--- begin MATERIAL TO PROCESS ---

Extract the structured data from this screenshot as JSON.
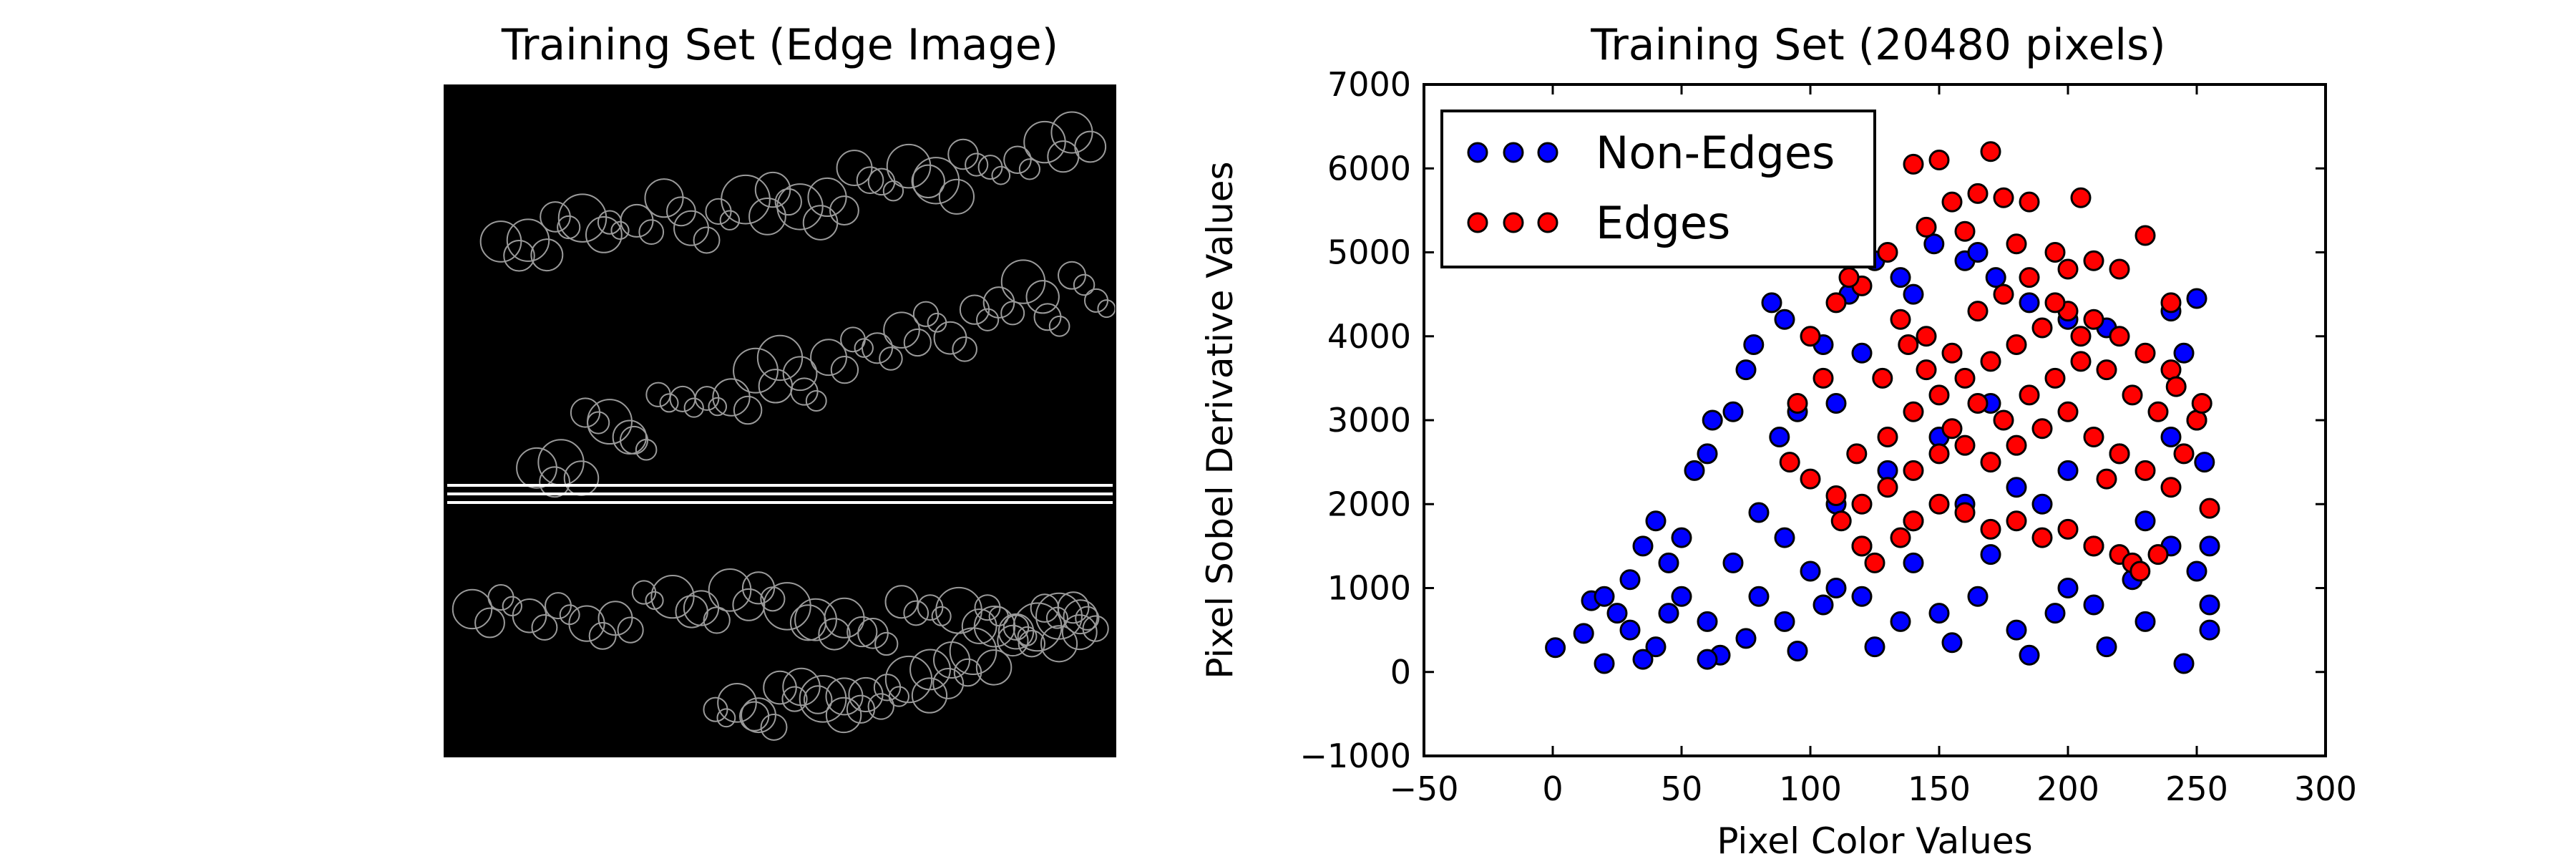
{
  "panels": {
    "left_title": "Training Set (Edge Image)",
    "right_title": "Training Set (20480 pixels)"
  },
  "chart_data": {
    "type": "scatter",
    "title": "Training Set (20480 pixels)",
    "xlabel": "Pixel Color Values",
    "ylabel": "Pixel Sobel Derivative Values",
    "xlim": [
      -50,
      300
    ],
    "ylim": [
      -1000,
      7000
    ],
    "x_ticks": [
      "−50",
      "0",
      "50",
      "100",
      "150",
      "200",
      "250",
      "300"
    ],
    "y_ticks": [
      "−1000",
      "0",
      "1000",
      "2000",
      "3000",
      "4000",
      "5000",
      "6000",
      "7000"
    ],
    "legend_position": "upper-left",
    "grid": false,
    "series": [
      {
        "name": "Non-Edges",
        "color": "#0000ff",
        "points": [
          [
            1,
            290
          ],
          [
            12,
            460
          ],
          [
            15,
            850
          ],
          [
            20,
            900
          ],
          [
            25,
            700
          ],
          [
            30,
            1100
          ],
          [
            35,
            1500
          ],
          [
            40,
            1800
          ],
          [
            45,
            1300
          ],
          [
            55,
            2400
          ],
          [
            60,
            2600
          ],
          [
            62,
            3000
          ],
          [
            70,
            3100
          ],
          [
            75,
            3600
          ],
          [
            78,
            3900
          ],
          [
            85,
            4400
          ],
          [
            90,
            4200
          ],
          [
            88,
            2800
          ],
          [
            95,
            3100
          ],
          [
            105,
            3900
          ],
          [
            110,
            3200
          ],
          [
            115,
            4500
          ],
          [
            120,
            3800
          ],
          [
            125,
            4900
          ],
          [
            135,
            4700
          ],
          [
            140,
            4500
          ],
          [
            148,
            5100
          ],
          [
            160,
            4900
          ],
          [
            165,
            5000
          ],
          [
            172,
            4700
          ],
          [
            185,
            4400
          ],
          [
            200,
            4200
          ],
          [
            215,
            4100
          ],
          [
            240,
            4300
          ],
          [
            250,
            4450
          ],
          [
            245,
            3800
          ],
          [
            250,
            3000
          ],
          [
            253,
            2500
          ],
          [
            255,
            1500
          ],
          [
            255,
            500
          ],
          [
            20,
            100
          ],
          [
            40,
            300
          ],
          [
            60,
            600
          ],
          [
            80,
            900
          ],
          [
            100,
            1200
          ],
          [
            120,
            1500
          ],
          [
            140,
            1800
          ],
          [
            160,
            2000
          ],
          [
            180,
            2200
          ],
          [
            200,
            2400
          ],
          [
            220,
            2600
          ],
          [
            240,
            2800
          ],
          [
            30,
            500
          ],
          [
            50,
            900
          ],
          [
            70,
            1300
          ],
          [
            90,
            1600
          ],
          [
            110,
            2000
          ],
          [
            130,
            2400
          ],
          [
            150,
            2800
          ],
          [
            170,
            3200
          ],
          [
            190,
            2000
          ],
          [
            210,
            1500
          ],
          [
            230,
            1800
          ],
          [
            250,
            1200
          ],
          [
            35,
            150
          ],
          [
            65,
            200
          ],
          [
            95,
            250
          ],
          [
            125,
            300
          ],
          [
            155,
            350
          ],
          [
            185,
            200
          ],
          [
            215,
            300
          ],
          [
            245,
            100
          ],
          [
            45,
            700
          ],
          [
            75,
            400
          ],
          [
            105,
            800
          ],
          [
            135,
            600
          ],
          [
            165,
            900
          ],
          [
            195,
            700
          ],
          [
            225,
            1100
          ],
          [
            255,
            800
          ],
          [
            150,
            700
          ],
          [
            50,
            1600
          ],
          [
            80,
            1900
          ],
          [
            110,
            1000
          ],
          [
            140,
            1300
          ],
          [
            170,
            1400
          ],
          [
            200,
            1000
          ],
          [
            230,
            600
          ],
          [
            60,
            150
          ],
          [
            90,
            600
          ],
          [
            120,
            900
          ],
          [
            180,
            500
          ],
          [
            210,
            800
          ],
          [
            240,
            1500
          ]
        ]
      },
      {
        "name": "Edges",
        "color": "#ff0000",
        "points": [
          [
            140,
            6050
          ],
          [
            150,
            6100
          ],
          [
            170,
            6200
          ],
          [
            155,
            5600
          ],
          [
            165,
            5700
          ],
          [
            175,
            5650
          ],
          [
            185,
            5600
          ],
          [
            205,
            5650
          ],
          [
            210,
            4900
          ],
          [
            220,
            4800
          ],
          [
            230,
            5200
          ],
          [
            240,
            4400
          ],
          [
            145,
            5300
          ],
          [
            160,
            5250
          ],
          [
            180,
            5100
          ],
          [
            195,
            5000
          ],
          [
            200,
            4800
          ],
          [
            130,
            5000
          ],
          [
            120,
            4600
          ],
          [
            115,
            4700
          ],
          [
            110,
            4400
          ],
          [
            100,
            4000
          ],
          [
            105,
            3500
          ],
          [
            95,
            3200
          ],
          [
            92,
            2500
          ],
          [
            100,
            2300
          ],
          [
            110,
            2100
          ],
          [
            120,
            1500
          ],
          [
            125,
            1300
          ],
          [
            135,
            1600
          ],
          [
            140,
            1800
          ],
          [
            150,
            2000
          ],
          [
            160,
            1900
          ],
          [
            170,
            1700
          ],
          [
            180,
            1800
          ],
          [
            190,
            1600
          ],
          [
            200,
            1700
          ],
          [
            210,
            1500
          ],
          [
            220,
            1400
          ],
          [
            225,
            1300
          ],
          [
            228,
            1200
          ],
          [
            235,
            1400
          ],
          [
            240,
            2200
          ],
          [
            245,
            2600
          ],
          [
            250,
            3000
          ],
          [
            252,
            3200
          ],
          [
            255,
            1950
          ],
          [
            130,
            2800
          ],
          [
            140,
            3100
          ],
          [
            150,
            3300
          ],
          [
            160,
            3500
          ],
          [
            170,
            3700
          ],
          [
            180,
            3900
          ],
          [
            190,
            4100
          ],
          [
            200,
            4300
          ],
          [
            210,
            4200
          ],
          [
            220,
            4000
          ],
          [
            230,
            3800
          ],
          [
            240,
            3600
          ],
          [
            135,
            4200
          ],
          [
            145,
            4000
          ],
          [
            155,
            3800
          ],
          [
            165,
            4300
          ],
          [
            175,
            4500
          ],
          [
            185,
            4700
          ],
          [
            195,
            4400
          ],
          [
            205,
            4000
          ],
          [
            215,
            3600
          ],
          [
            225,
            3300
          ],
          [
            170,
            2500
          ],
          [
            180,
            2700
          ],
          [
            190,
            2900
          ],
          [
            200,
            3100
          ],
          [
            210,
            2800
          ],
          [
            220,
            2600
          ],
          [
            230,
            2400
          ],
          [
            160,
            2700
          ],
          [
            150,
            2600
          ],
          [
            140,
            2400
          ],
          [
            130,
            2200
          ],
          [
            120,
            2000
          ],
          [
            185,
            3300
          ],
          [
            195,
            3500
          ],
          [
            205,
            3700
          ],
          [
            215,
            2300
          ],
          [
            175,
            3000
          ],
          [
            165,
            3200
          ],
          [
            155,
            2900
          ],
          [
            145,
            3600
          ],
          [
            235,
            3100
          ],
          [
            242,
            3400
          ],
          [
            112,
            1800
          ],
          [
            118,
            2600
          ],
          [
            128,
            3500
          ],
          [
            138,
            3900
          ]
        ]
      }
    ]
  },
  "edge_image": {
    "horizontal_lines": 3
  }
}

--- end MATERIAL TO PROCESS ---

**OBJECTIVE**
Repeat verbatim all the material, but not the pictures.

**RESULT OF THIS TASK**
Extract the structured data from this screenshot as JSON.
{
  "panels": {
    "left_title": "Training Set (Edge Image)",
    "right_title": "Training Set (20480 pixels)"
  },
  "chart_data": {
    "type": "scatter",
    "title": "Training Set (20480 pixels)",
    "xlabel": "Pixel Color Values",
    "ylabel": "Pixel Sobel Derivative Values",
    "xlim": [
      -50,
      300
    ],
    "ylim": [
      -1000,
      7000
    ],
    "x_ticks": [
      "−50",
      "0",
      "50",
      "100",
      "150",
      "200",
      "250",
      "300"
    ],
    "y_ticks": [
      "−1000",
      "0",
      "1000",
      "2000",
      "3000",
      "4000",
      "5000",
      "6000",
      "7000"
    ],
    "legend_position": "upper-left",
    "grid": false,
    "series": [
      {
        "name": "Non-Edges",
        "color": "#0000ff",
        "points": [
          [
            1,
            290
          ],
          [
            12,
            460
          ],
          [
            15,
            850
          ],
          [
            20,
            900
          ],
          [
            25,
            700
          ],
          [
            30,
            1100
          ],
          [
            35,
            1500
          ],
          [
            40,
            1800
          ],
          [
            45,
            1300
          ],
          [
            55,
            2400
          ],
          [
            60,
            2600
          ],
          [
            62,
            3000
          ],
          [
            70,
            3100
          ],
          [
            75,
            3600
          ],
          [
            78,
            3900
          ],
          [
            85,
            4400
          ],
          [
            90,
            4200
          ],
          [
            88,
            2800
          ],
          [
            95,
            3100
          ],
          [
            105,
            3900
          ],
          [
            110,
            3200
          ],
          [
            115,
            4500
          ],
          [
            120,
            3800
          ],
          [
            125,
            4900
          ],
          [
            135,
            4700
          ],
          [
            140,
            4500
          ],
          [
            148,
            5100
          ],
          [
            160,
            4900
          ],
          [
            165,
            5000
          ],
          [
            172,
            4700
          ],
          [
            185,
            4400
          ],
          [
            200,
            4200
          ],
          [
            215,
            4100
          ],
          [
            240,
            4300
          ],
          [
            250,
            4450
          ],
          [
            245,
            3800
          ],
          [
            250,
            3000
          ],
          [
            253,
            2500
          ],
          [
            255,
            1500
          ],
          [
            255,
            500
          ],
          [
            20,
            100
          ],
          [
            40,
            300
          ],
          [
            60,
            600
          ],
          [
            80,
            900
          ],
          [
            100,
            1200
          ],
          [
            120,
            1500
          ],
          [
            140,
            1800
          ],
          [
            160,
            2000
          ],
          [
            180,
            2200
          ],
          [
            200,
            2400
          ],
          [
            220,
            2600
          ],
          [
            240,
            2800
          ],
          [
            30,
            500
          ],
          [
            50,
            900
          ],
          [
            70,
            1300
          ],
          [
            90,
            1600
          ],
          [
            110,
            2000
          ],
          [
            130,
            2400
          ],
          [
            150,
            2800
          ],
          [
            170,
            3200
          ],
          [
            190,
            2000
          ],
          [
            210,
            1500
          ],
          [
            230,
            1800
          ],
          [
            250,
            1200
          ],
          [
            35,
            150
          ],
          [
            65,
            200
          ],
          [
            95,
            250
          ],
          [
            125,
            300
          ],
          [
            155,
            350
          ],
          [
            185,
            200
          ],
          [
            215,
            300
          ],
          [
            245,
            100
          ],
          [
            45,
            700
          ],
          [
            75,
            400
          ],
          [
            105,
            800
          ],
          [
            135,
            600
          ],
          [
            165,
            900
          ],
          [
            195,
            700
          ],
          [
            225,
            1100
          ],
          [
            255,
            800
          ],
          [
            150,
            700
          ],
          [
            50,
            1600
          ],
          [
            80,
            1900
          ],
          [
            110,
            1000
          ],
          [
            140,
            1300
          ],
          [
            170,
            1400
          ],
          [
            200,
            1000
          ],
          [
            230,
            600
          ],
          [
            60,
            150
          ],
          [
            90,
            600
          ],
          [
            120,
            900
          ],
          [
            180,
            500
          ],
          [
            210,
            800
          ],
          [
            240,
            1500
          ]
        ]
      },
      {
        "name": "Edges",
        "color": "#ff0000",
        "points": [
          [
            140,
            6050
          ],
          [
            150,
            6100
          ],
          [
            170,
            6200
          ],
          [
            155,
            5600
          ],
          [
            165,
            5700
          ],
          [
            175,
            5650
          ],
          [
            185,
            5600
          ],
          [
            205,
            5650
          ],
          [
            210,
            4900
          ],
          [
            220,
            4800
          ],
          [
            230,
            5200
          ],
          [
            240,
            4400
          ],
          [
            145,
            5300
          ],
          [
            160,
            5250
          ],
          [
            180,
            5100
          ],
          [
            195,
            5000
          ],
          [
            200,
            4800
          ],
          [
            130,
            5000
          ],
          [
            120,
            4600
          ],
          [
            115,
            4700
          ],
          [
            110,
            4400
          ],
          [
            100,
            4000
          ],
          [
            105,
            3500
          ],
          [
            95,
            3200
          ],
          [
            92,
            2500
          ],
          [
            100,
            2300
          ],
          [
            110,
            2100
          ],
          [
            120,
            1500
          ],
          [
            125,
            1300
          ],
          [
            135,
            1600
          ],
          [
            140,
            1800
          ],
          [
            150,
            2000
          ],
          [
            160,
            1900
          ],
          [
            170,
            1700
          ],
          [
            180,
            1800
          ],
          [
            190,
            1600
          ],
          [
            200,
            1700
          ],
          [
            210,
            1500
          ],
          [
            220,
            1400
          ],
          [
            225,
            1300
          ],
          [
            228,
            1200
          ],
          [
            235,
            1400
          ],
          [
            240,
            2200
          ],
          [
            245,
            2600
          ],
          [
            250,
            3000
          ],
          [
            252,
            3200
          ],
          [
            255,
            1950
          ],
          [
            130,
            2800
          ],
          [
            140,
            3100
          ],
          [
            150,
            3300
          ],
          [
            160,
            3500
          ],
          [
            170,
            3700
          ],
          [
            180,
            3900
          ],
          [
            190,
            4100
          ],
          [
            200,
            4300
          ],
          [
            210,
            4200
          ],
          [
            220,
            4000
          ],
          [
            230,
            3800
          ],
          [
            240,
            3600
          ],
          [
            135,
            4200
          ],
          [
            145,
            4000
          ],
          [
            155,
            3800
          ],
          [
            165,
            4300
          ],
          [
            175,
            4500
          ],
          [
            185,
            4700
          ],
          [
            195,
            4400
          ],
          [
            205,
            4000
          ],
          [
            215,
            3600
          ],
          [
            225,
            3300
          ],
          [
            170,
            2500
          ],
          [
            180,
            2700
          ],
          [
            190,
            2900
          ],
          [
            200,
            3100
          ],
          [
            210,
            2800
          ],
          [
            220,
            2600
          ],
          [
            230,
            2400
          ],
          [
            160,
            2700
          ],
          [
            150,
            2600
          ],
          [
            140,
            2400
          ],
          [
            130,
            2200
          ],
          [
            120,
            2000
          ],
          [
            185,
            3300
          ],
          [
            195,
            3500
          ],
          [
            205,
            3700
          ],
          [
            215,
            2300
          ],
          [
            175,
            3000
          ],
          [
            165,
            3200
          ],
          [
            155,
            2900
          ],
          [
            145,
            3600
          ],
          [
            235,
            3100
          ],
          [
            242,
            3400
          ],
          [
            112,
            1800
          ],
          [
            118,
            2600
          ],
          [
            128,
            3500
          ],
          [
            138,
            3900
          ]
        ]
      }
    ]
  },
  "edge_image": {
    "horizontal_lines": 3
  }
}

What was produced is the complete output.